━━━━━ Reading passage ━━━━━
Using Mikrotik for Wlan in a Hotel

Hello,

I need to install a WLAN services in a hotel with 11 floors (28m x 20m), a second building with 3 floors (20m x 100m).
The two building will be connected via a 5MHz bridge, or via an existing cable.

The WLan service is not meant for customers (yet), but for the internal personal using wlan for a software they use to facilitate needs in the hotel.

The idea is to have a continuous (through-going) network to be able to roam from one hotspot to another without interruption or packet loss. VoIP is NOT the goal, but an uninterrupted experiance using the software.

As we cannot use the preexisting network within the hotel we would have to rewire the hotel to connect the hotspots, and I would like to keep wiring to a minimum.

My ideas (first thoughts):

  1. Put a switch on each floor, connect Mikrotiks via cable and set all routers on same SSID on different channels.

  2. Put a switch on each floor, connect one Mikrotik to it and use others in a mesh on each floor.

  3. Put a Switch on the top and bottom floor as “mesh exit points” and use Mikrotiks in mesh mode on the floors as needed. The mesh is used to transport data trough the two wired access points to the server/internet.

  4. Use Mikrotik Wlan-Routers on each floor, connected via a 5MHz connection to replace cabling between the floors. Use other Mikrotik Routers to span the hotspot on the floors. Mikrotik’s WDS mesh solution could be used to extend the range of the wlan network on the floors and maybe between floors.

My questions:

  1. Is there any experiance how the Mikrotik Mesh solution works, which hardware is needed?
  2. What could the range of a Mikrotik be? The walls in the hotel are not concrete. The center of the hotel is steel-concrete with lifts on the inside (12x5m).
  3. Could I use several Wlan-cards in one box and just use extension cables for the antennas to extend the range of one Hotspot?
  4. Could I use one Mikrotik in the ceiling to cover two floors? Is it feasible to just install Routers every second floor?

I am very courious about your experiance, your ideas and your warnings.
Do you have any other ideas, setups or plans how to set this up?
━━━━━ Extracted material ━━━━━
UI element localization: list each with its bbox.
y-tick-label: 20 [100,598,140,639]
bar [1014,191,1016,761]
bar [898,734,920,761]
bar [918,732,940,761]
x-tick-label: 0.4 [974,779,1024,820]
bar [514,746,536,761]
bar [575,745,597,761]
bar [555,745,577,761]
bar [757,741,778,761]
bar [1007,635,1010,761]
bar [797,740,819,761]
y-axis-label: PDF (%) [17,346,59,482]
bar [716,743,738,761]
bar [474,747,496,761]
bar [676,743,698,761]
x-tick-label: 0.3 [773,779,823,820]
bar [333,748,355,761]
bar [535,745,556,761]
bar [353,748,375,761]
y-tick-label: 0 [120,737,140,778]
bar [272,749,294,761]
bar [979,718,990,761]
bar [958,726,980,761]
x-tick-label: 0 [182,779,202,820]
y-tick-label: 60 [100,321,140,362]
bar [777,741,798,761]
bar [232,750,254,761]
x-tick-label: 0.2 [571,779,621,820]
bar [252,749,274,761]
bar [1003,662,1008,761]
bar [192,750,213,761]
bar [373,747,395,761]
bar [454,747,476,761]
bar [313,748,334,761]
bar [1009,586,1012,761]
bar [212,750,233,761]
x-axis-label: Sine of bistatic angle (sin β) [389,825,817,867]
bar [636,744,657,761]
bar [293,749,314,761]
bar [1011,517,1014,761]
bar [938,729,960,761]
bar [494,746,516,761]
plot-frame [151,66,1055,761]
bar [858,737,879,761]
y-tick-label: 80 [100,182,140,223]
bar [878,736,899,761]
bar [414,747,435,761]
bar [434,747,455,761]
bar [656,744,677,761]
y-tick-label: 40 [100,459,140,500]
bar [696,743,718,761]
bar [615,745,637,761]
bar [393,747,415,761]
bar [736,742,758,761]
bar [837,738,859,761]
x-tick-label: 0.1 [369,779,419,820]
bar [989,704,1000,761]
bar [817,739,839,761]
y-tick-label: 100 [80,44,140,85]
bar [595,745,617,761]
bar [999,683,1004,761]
━━━━━
» Instruction
Check each statement against the hotel WLAN post. For each one, answer yes or no and quote the exact words from the post that decide it.
1. The main hotel building has 11 floors.
2. The WLAN service is intended for hotel customers.
3. VoIP is the goal of the network.

» Reply
1. Yes: "a hotel with 11 floors (28m x 20m)"
2. No: "The WLan service is not meant for customers (yet), but for the internal personal"
3. No: "VoIP is NOT the goal"